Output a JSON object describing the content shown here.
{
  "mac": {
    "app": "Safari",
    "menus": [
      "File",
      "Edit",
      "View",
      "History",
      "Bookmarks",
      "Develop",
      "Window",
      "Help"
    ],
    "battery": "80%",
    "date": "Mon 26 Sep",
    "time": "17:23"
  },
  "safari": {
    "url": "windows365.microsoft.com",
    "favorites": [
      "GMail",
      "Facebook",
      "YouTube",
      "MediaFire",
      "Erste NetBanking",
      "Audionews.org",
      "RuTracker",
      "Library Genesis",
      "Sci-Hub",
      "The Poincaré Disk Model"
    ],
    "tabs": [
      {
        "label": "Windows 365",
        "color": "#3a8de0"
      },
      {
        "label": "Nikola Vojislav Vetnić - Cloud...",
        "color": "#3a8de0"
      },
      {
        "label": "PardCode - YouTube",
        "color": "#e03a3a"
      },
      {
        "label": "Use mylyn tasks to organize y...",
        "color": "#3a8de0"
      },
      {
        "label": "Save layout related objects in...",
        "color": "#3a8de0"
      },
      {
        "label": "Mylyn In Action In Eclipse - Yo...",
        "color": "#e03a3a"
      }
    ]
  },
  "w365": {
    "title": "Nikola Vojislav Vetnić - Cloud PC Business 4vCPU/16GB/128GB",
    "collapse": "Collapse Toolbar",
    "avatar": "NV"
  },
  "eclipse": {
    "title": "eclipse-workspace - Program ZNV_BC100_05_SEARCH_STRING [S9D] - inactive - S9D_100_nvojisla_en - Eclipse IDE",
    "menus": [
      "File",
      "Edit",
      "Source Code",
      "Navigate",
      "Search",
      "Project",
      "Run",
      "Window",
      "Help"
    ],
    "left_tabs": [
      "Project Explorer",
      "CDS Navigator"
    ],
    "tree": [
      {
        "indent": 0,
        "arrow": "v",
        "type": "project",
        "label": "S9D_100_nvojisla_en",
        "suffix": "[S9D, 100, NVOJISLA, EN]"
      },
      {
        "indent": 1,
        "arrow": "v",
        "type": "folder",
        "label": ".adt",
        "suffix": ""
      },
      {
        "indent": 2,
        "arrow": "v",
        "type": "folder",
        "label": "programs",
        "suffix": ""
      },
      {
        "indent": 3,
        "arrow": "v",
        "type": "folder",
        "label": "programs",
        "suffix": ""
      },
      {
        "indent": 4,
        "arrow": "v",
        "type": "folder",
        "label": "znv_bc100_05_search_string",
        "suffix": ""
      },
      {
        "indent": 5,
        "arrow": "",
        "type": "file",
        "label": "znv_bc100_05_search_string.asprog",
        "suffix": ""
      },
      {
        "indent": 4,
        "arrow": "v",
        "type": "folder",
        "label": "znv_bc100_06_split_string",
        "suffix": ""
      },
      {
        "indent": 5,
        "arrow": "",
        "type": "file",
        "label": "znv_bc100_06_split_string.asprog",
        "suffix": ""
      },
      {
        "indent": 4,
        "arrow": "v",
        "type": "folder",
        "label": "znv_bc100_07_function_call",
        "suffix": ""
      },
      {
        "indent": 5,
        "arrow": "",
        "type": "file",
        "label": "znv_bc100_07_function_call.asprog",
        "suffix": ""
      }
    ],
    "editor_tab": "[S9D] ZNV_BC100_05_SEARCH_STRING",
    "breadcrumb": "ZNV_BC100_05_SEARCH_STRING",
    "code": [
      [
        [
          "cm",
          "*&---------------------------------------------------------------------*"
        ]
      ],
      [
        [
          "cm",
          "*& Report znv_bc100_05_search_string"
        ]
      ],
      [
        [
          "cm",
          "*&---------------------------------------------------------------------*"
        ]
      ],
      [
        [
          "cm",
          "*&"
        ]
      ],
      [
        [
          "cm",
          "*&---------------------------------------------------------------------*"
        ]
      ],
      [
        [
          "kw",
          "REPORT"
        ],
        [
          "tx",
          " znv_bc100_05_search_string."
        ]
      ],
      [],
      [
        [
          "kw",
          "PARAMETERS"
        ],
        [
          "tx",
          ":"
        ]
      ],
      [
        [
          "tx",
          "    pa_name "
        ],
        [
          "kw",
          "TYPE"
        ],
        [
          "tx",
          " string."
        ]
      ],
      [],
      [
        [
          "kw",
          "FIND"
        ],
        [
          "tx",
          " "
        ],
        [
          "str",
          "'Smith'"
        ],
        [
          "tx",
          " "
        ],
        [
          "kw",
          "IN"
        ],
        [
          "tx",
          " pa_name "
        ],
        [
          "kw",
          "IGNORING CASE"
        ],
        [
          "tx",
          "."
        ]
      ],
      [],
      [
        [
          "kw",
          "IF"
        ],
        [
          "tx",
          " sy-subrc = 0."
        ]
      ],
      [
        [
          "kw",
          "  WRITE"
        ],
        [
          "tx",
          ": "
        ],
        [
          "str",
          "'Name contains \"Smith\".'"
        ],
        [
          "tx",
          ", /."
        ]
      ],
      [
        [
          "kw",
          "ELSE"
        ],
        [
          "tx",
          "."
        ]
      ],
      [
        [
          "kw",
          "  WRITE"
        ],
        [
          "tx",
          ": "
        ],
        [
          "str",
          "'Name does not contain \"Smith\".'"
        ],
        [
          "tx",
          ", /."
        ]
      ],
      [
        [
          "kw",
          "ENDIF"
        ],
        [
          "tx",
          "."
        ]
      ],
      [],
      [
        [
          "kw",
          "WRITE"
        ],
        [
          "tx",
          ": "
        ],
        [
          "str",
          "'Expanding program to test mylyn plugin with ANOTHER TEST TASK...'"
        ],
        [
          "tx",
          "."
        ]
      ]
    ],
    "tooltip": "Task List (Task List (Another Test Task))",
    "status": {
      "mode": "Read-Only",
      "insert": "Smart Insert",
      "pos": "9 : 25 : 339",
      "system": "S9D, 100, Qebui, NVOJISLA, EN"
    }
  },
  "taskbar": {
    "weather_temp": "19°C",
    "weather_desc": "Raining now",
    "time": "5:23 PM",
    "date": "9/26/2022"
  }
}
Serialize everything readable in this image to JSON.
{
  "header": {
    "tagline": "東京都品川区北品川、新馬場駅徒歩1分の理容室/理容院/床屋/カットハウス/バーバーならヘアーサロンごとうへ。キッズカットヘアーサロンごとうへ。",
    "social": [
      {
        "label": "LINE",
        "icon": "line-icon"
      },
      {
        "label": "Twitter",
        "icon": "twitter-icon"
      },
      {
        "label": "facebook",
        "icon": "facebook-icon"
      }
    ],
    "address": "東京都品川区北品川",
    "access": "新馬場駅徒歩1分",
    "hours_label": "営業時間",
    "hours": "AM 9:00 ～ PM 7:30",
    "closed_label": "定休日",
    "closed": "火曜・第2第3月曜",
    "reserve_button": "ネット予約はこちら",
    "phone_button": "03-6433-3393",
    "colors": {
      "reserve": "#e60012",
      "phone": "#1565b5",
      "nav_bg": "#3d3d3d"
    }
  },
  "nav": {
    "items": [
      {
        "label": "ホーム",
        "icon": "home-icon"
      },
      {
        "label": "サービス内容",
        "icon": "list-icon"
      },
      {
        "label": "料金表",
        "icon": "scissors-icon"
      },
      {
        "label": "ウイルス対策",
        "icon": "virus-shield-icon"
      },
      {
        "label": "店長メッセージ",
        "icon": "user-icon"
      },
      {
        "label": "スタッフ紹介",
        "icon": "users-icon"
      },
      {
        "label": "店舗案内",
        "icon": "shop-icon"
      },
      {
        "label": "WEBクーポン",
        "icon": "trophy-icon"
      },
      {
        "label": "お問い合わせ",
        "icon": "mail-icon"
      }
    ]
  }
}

## WHAT THIS TASK INVOLVES
Each of the entries above is to be repeated exactly.

## TASK SOLUTION
Output a JSON object describing the content shown here.
{
  "mac": {
    "app": "Safari",
    "menus": [
      "File",
      "Edit",
      "View",
      "History",
      "Bookmarks",
      "Develop",
      "Window",
      "Help"
    ],
    "battery": "80%",
    "date": "Mon 26 Sep",
    "time": "17:23"
  },
  "safari": {
    "url": "windows365.microsoft.com",
    "favorites": [
      "GMail",
      "Facebook",
      "YouTube",
      "MediaFire",
      "Erste NetBanking",
      "Audionews.org",
      "RuTracker",
      "Library Genesis",
      "Sci-Hub",
      "The Poincaré Disk Model"
    ],
    "tabs": [
      {
        "label": "Windows 365",
        "color": "#3a8de0"
      },
      {
        "label": "Nikola Vojislav Vetnić - Cloud...",
        "color": "#3a8de0"
      },
      {
        "label": "PardCode - YouTube",
        "color": "#e03a3a"
      },
      {
        "label": "Use mylyn tasks to organize y...",
        "color": "#3a8de0"
      },
      {
        "label": "Save layout related objects in...",
        "color": "#3a8de0"
      },
      {
        "label": "Mylyn In Action In Eclipse - Yo...",
        "color": "#e03a3a"
      }
    ]
  },
  "w365": {
    "title": "Nikola Vojislav Vetnić - Cloud PC Business 4vCPU/16GB/128GB",
    "collapse": "Collapse Toolbar",
    "avatar": "NV"
  },
  "eclipse": {
    "title": "eclipse-workspace - Program ZNV_BC100_05_SEARCH_STRING [S9D] - inactive - S9D_100_nvojisla_en - Eclipse IDE",
    "menus": [
      "File",
      "Edit",
      "Source Code",
      "Navigate",
      "Search",
      "Project",
      "Run",
      "Window",
      "Help"
    ],
    "left_tabs": [
      "Project Explorer",
      "CDS Navigator"
    ],
    "tree": [
      {
        "indent": 0,
        "arrow": "v",
        "type": "project",
        "label": "S9D_100_nvojisla_en",
        "suffix": "[S9D, 100, NVOJISLA, EN]"
      },
      {
        "indent": 1,
        "arrow": "v",
        "type": "folder",
        "label": ".adt",
        "suffix": ""
      },
      {
        "indent": 2,
        "arrow": "v",
        "type": "folder",
        "label": "programs",
        "suffix": ""
      },
      {
        "indent": 3,
        "arrow": "v",
        "type": "folder",
        "label": "programs",
        "suffix": ""
      },
      {
        "indent": 4,
        "arrow": "v",
        "type": "folder",
        "label": "znv_bc100_05_search_string",
        "suffix": ""
      },
      {
        "indent": 5,
        "arrow": "",
        "type": "file",
        "label": "znv_bc100_05_search_string.asprog",
        "suffix": ""
      },
      {
        "indent": 4,
        "arrow": "v",
        "type": "folder",
        "label": "znv_bc100_06_split_string",
        "suffix": ""
      },
      {
        "indent": 5,
        "arrow": "",
        "type": "file",
        "label": "znv_bc100_06_split_string.asprog",
        "suffix": ""
      },
      {
        "indent": 4,
        "arrow": "v",
        "type": "folder",
        "label": "znv_bc100_07_function_call",
        "suffix": ""
      },
      {
        "indent": 5,
        "arrow": "",
        "type": "file",
        "label": "znv_bc100_07_function_call.asprog",
        "suffix": ""
      }
    ],
    "editor_tab": "[S9D] ZNV_BC100_05_SEARCH_STRING",
    "breadcrumb": "ZNV_BC100_05_SEARCH_STRING",
    "code": [
      [
        [
          "cm",
          "*&---------------------------------------------------------------------*"
        ]
      ],
      [
        [
          "cm",
          "*& Report znv_bc100_05_search_string"
        ]
      ],
      [
        [
          "cm",
          "*&---------------------------------------------------------------------*"
        ]
      ],
      [
        [
          "cm",
          "*&"
        ]
      ],
      [
        [
          "cm",
          "*&---------------------------------------------------------------------*"
        ]
      ],
      [
        [
          "kw",
          "REPORT"
        ],
        [
          "tx",
          " znv_bc100_05_search_string."
        ]
      ],
      [],
      [
        [
          "kw",
          "PARAMETERS"
        ],
        [
          "tx",
          ":"
        ]
      ],
      [
        [
          "tx",
          "    pa_name "
        ],
        [
          "kw",
          "TYPE"
        ],
        [
          "tx",
          " string."
        ]
      ],
      [],
      [
        [
          "kw",
          "FIND"
        ],
        [
          "tx",
          " "
        ],
        [
          "str",
          "'Smith'"
        ],
        [
          "tx",
          " "
        ],
        [
          "kw",
          "IN"
        ],
        [
          "tx",
          " pa_name "
        ],
        [
          "kw",
          "IGNORING CASE"
        ],
        [
          "tx",
          "."
        ]
      ],
      [],
      [
        [
          "kw",
          "IF"
        ],
        [
          "tx",
          " sy-subrc = 0."
        ]
      ],
      [
        [
          "kw",
          "  WRITE"
        ],
        [
          "tx",
          ": "
        ],
        [
          "str",
          "'Name contains \"Smith\".'"
        ],
        [
          "tx",
          ", /."
        ]
      ],
      [
        [
          "kw",
          "ELSE"
        ],
        [
          "tx",
          "."
        ]
      ],
      [
        [
          "kw",
          "  WRITE"
        ],
        [
          "tx",
          ": "
        ],
        [
          "str",
          "'Name does not contain \"Smith\".'"
        ],
        [
          "tx",
          ", /."
        ]
      ],
      [
        [
          "kw",
          "ENDIF"
        ],
        [
          "tx",
          "."
        ]
      ],
      [],
      [
        [
          "kw",
          "WRITE"
        ],
        [
          "tx",
          ": "
        ],
        [
          "str",
          "'Expanding program to test mylyn plugin with ANOTHER TEST TASK...'"
        ],
        [
          "tx",
          "."
        ]
      ]
    ],
    "tooltip": "Task List (Task List (Another Test Task))",
    "status": {
      "mode": "Read-Only",
      "insert": "Smart Insert",
      "pos": "9 : 25 : 339",
      "system": "S9D, 100, Qebui, NVOJISLA, EN"
    }
  },
  "taskbar": {
    "weather_temp": "19°C",
    "weather_desc": "Raining now",
    "time": "5:23 PM",
    "date": "9/26/2022"
  }
}
Serialize everything readable in this image to JSON.
{
  "header": {
    "tagline": "東京都品川区北品川、新馬場駅徒歩1分の理容室/理容院/床屋/カットハウス/バーバーならヘアーサロンごとうへ。キッズカットヘアーサロンごとうへ。",
    "social": [
      {
        "label": "LINE",
        "icon": "line-icon"
      },
      {
        "label": "Twitter",
        "icon": "twitter-icon"
      },
      {
        "label": "facebook",
        "icon": "facebook-icon"
      }
    ],
    "address": "東京都品川区北品川",
    "access": "新馬場駅徒歩1分",
    "hours_label": "営業時間",
    "hours": "AM 9:00 ～ PM 7:30",
    "closed_label": "定休日",
    "closed": "火曜・第2第3月曜",
    "reserve_button": "ネット予約はこちら",
    "phone_button": "03-6433-3393",
    "colors": {
      "reserve": "#e60012",
      "phone": "#1565b5",
      "nav_bg": "#3d3d3d"
    }
  },
  "nav": {
    "items": [
      {
        "label": "ホーム",
        "icon": "home-icon"
      },
      {
        "label": "サービス内容",
        "icon": "list-icon"
      },
      {
        "label": "料金表",
        "icon": "scissors-icon"
      },
      {
        "label": "ウイルス対策",
        "icon": "virus-shield-icon"
      },
      {
        "label": "店長メッセージ",
        "icon": "user-icon"
      },
      {
        "label": "スタッフ紹介",
        "icon": "users-icon"
      },
      {
        "label": "店舗案内",
        "icon": "shop-icon"
      },
      {
        "label": "WEBクーポン",
        "icon": "trophy-icon"
      },
      {
        "label": "お問い合わせ",
        "icon": "mail-icon"
      }
    ]
  }
}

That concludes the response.